**To be done**:
Select every line containing the word "screenshot" from the material, and copy those lines.

**Dataset items**:
━━━━━━━━━━━━━━━━
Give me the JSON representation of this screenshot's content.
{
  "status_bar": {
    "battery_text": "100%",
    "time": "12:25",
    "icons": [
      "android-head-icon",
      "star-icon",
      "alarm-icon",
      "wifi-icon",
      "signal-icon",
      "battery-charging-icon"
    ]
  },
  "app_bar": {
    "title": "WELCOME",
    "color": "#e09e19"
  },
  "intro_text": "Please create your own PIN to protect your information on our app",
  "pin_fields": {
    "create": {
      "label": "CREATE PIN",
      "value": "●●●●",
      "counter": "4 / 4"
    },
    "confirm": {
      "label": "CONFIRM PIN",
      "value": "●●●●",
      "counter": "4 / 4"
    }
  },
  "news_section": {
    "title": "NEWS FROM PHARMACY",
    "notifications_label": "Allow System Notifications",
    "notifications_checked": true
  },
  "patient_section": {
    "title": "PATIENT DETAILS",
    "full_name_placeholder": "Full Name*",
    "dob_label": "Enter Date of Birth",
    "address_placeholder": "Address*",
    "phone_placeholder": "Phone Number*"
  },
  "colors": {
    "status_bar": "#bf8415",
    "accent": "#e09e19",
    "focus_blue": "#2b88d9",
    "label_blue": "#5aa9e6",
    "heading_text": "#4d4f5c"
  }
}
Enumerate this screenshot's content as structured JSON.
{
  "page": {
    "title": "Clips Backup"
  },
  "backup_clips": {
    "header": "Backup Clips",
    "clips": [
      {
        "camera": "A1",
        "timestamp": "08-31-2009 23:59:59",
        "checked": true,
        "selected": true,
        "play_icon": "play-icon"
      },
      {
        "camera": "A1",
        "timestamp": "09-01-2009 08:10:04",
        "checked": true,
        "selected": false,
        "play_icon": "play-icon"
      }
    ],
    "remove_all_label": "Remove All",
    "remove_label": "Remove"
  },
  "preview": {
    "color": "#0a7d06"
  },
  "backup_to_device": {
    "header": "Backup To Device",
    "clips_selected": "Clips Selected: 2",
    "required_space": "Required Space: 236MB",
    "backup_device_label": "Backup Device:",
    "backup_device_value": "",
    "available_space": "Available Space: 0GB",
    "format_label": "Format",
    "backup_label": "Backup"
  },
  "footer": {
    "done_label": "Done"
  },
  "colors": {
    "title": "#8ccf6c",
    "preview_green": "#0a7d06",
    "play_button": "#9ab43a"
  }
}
━━━━━━━━━━━━━━━━
**Written reply**:
Give me the JSON representation of this screenshot's content.
Enumerate this screenshot's content as structured JSON.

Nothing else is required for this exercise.